> _Written instruction_:
Continue the essay on New Right ideology and the Left, picking up after its final sentence.

> _Document text_:
....

A Social Ecology Publication
Number 26 January 1992
From Left to Right: New Right Ideology as a Problem Facing Leftism Today
ise.rootmedia.org
Excerpt:
[...] But let us return to the original problem. The New Right falsely portrays the Left as racist because it sees all people as "equal" and denies the existence of any differences among various ethnic cultures. This is obviously a straw man. The leftist demand for "equality" is based on the continued existence of inequality. Nor does the Left demand "integration" or "accommodation" with the system. Rather, for the Left "equality" means equal treatment for all people, of people having equal rights in a given situation and enjoying equality of opportunity in a given society. Again, what we advocate is equal individual rights for everyone.
It is becoming increasingly clear that the basic contradiction between Left and Right is the contradiction between the centrality of the individual and the centrality of the community. (It is not surprising, then, that the Marxist Left has often had problems determining what is "left" and what is not.) The demand for equal treatment is a demand for pluralism in present-day society, a society that has long consisted of minorities. If this society is to function, it must also acknowledge its own diversity (and not, in fact, the actual equality) of its members--and take people seriously as individuals. But it is precisely this point that the New Right ideologists oppose. "Freedom of opinion," writes Benoist, "ceases where it contradicts the common good."
Like many of the New Right's concepts, its concept of "common good" is vague, but it is essentially a pale paraphrase of voelkisch [folk] totalitarianism. Today it includes "organic popular democracy"--a concept filched from ecologists who have long written of "organic growth." It has still another ideological kinship with spiritualism. Among the new myths that the Right is creating is the myth that for two thousand years the "Volk-concept" has been distorted by concepts of "equality, rationalism, and an elevation of the unaffiliated individual." But judging from the Right's own contradictory notions, a real Volk venerates hierarchy, antirationalism, and an organic community. Accordingly, it is expressly fascist. The antirationalism of the New Right and of countless spiritualistic movements requires a clear leftist interpretation of the Enlightenment.

....

> _Data provided_:
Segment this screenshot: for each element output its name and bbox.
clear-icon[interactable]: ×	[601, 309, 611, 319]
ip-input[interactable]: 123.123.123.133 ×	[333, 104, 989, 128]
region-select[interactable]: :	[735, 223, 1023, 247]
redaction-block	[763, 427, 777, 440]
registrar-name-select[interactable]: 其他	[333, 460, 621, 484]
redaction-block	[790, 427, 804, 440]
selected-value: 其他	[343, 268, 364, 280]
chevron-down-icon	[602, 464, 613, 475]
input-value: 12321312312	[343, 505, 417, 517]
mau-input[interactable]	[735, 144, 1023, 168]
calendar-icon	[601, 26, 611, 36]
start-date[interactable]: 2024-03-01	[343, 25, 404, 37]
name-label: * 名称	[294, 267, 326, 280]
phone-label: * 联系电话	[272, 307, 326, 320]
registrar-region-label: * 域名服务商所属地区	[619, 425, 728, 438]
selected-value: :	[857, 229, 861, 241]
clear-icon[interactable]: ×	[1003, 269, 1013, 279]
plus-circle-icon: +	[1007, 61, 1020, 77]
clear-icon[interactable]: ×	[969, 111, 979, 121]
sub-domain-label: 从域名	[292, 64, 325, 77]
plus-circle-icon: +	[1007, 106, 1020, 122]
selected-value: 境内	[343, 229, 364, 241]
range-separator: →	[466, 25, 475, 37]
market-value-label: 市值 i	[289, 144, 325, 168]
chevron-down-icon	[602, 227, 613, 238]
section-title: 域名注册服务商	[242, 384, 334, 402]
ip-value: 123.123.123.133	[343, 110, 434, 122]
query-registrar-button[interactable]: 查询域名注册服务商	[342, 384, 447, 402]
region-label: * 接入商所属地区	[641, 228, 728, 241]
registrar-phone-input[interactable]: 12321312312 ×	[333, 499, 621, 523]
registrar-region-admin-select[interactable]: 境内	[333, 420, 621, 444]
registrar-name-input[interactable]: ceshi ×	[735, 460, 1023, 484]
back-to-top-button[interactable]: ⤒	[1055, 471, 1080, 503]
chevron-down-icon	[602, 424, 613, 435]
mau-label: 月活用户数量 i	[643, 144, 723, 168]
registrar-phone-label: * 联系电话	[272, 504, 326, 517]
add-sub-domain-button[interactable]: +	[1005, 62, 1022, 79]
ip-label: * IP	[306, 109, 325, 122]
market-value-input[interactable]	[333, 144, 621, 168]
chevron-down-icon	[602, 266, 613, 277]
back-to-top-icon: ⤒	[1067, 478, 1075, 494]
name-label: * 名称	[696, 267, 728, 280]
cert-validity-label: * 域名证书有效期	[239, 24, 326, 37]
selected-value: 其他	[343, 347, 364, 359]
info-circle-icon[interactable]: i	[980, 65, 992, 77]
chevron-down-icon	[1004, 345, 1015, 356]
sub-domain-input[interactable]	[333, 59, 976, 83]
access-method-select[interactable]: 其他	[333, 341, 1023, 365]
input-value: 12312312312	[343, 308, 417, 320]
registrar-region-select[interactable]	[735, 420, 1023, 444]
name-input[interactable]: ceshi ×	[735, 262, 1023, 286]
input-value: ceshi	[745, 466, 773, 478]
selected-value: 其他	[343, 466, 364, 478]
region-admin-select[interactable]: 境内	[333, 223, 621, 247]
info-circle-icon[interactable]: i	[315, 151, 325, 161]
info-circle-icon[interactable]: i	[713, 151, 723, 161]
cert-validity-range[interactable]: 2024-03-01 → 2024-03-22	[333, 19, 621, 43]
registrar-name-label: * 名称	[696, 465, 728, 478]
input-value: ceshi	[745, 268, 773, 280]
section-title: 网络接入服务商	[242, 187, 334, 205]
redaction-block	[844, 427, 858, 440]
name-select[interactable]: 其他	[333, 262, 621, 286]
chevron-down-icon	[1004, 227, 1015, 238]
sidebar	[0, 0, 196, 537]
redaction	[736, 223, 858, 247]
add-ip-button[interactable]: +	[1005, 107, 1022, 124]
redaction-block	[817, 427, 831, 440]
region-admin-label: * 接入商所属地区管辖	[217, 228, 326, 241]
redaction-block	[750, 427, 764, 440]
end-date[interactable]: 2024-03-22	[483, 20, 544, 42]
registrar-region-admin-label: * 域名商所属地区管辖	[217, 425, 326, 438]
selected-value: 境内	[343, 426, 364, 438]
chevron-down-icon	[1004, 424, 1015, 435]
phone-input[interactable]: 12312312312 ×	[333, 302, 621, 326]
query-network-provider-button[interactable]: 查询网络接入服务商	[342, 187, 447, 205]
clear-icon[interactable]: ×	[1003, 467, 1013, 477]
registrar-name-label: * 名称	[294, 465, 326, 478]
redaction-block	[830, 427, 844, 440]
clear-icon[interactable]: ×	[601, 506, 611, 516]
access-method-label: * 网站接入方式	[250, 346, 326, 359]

....

> _Reply_:
But polite society still frowns upon the word "fascist," so in the New Right's lexicon, "aristocratic" is used in its place. The New Right's methodology becomes clearer in such passages as this: "The aristocracy creates its own law out of itself," writes Benoist. "It creates order because [the aristocracy] is order. Yes, might makes right. . . Aristocracy, when it intervenes as a political class, creates . . . not only an administrative apparatus but also a cultural, bourgeois apparatus (Gramsci). . . . In the long run an aristocracy must be capable of giving meaning to words."
The New Right, in effect, wants above all to redefine social norms, so that rational doubt is regarded as decadent and eliminated, and new "natural" norms are established. In the conceptual framework of "natural" and "organic" societies, each person is assigned a fixed role in the community, and out of this community bond the governed and the governing alike are to achieve an unmediated identification with the whole. The notion of a "harmonious" state looms large on the horizon of New Right ideology. And it would seem only logical for the Right to imagine that such an identification of the governed and governing strata would be impossible when minorities are among the governed. The New Right's concept of nationalism is wholly reconcilable with a United Europe, and indeed it is redefining itself as a form of "Europeanism." In this bizarre ideological world, "Europeanism" becomes the cement that will presumably hold everything together and gloss over any contradictions.
Other ethnic groups may then simply revert to a cultural Stone Age: "We want to substitute faith for law," writes Benoist, "mythos for logos, duties toward the Creation for the innocence of becoming, humility for the struggle for power; . . . [to substitute] will for pure reason, the image for the concept, and home for exile." One of the principal sources of this mishmash--and anarchists should finally become fully aware of this--is none other than Georges Sorel, who has been quoted by fascists no less than by syndicalists. Sorel is a theorist of the Counter-Enlightenment par excellence, of mythos against reason. "One must consider myth as a means to effect the present," he wrote in Reflections on Violence. "Only the wholeness of mythos is meaningful."
Sorel, in fact, tried to apply mythos to build the ideal of a syndicalist general strike. He sought on the one hand to arouse the workers' fantasies, but on the other hand to avoid the weightier question of the dubious viability of myths. "A myth cannot be refuted," he wrote, "because it is fundamentally identical with the outlook of the group and as a result it is an expression of a movement's convictions." Not surprisingly, Italian fascists were among the most eager practitioners of Sorel's theory, nor is it surprising that the syndicalist Sorel is now being eagerly picked up by the present-day New Right.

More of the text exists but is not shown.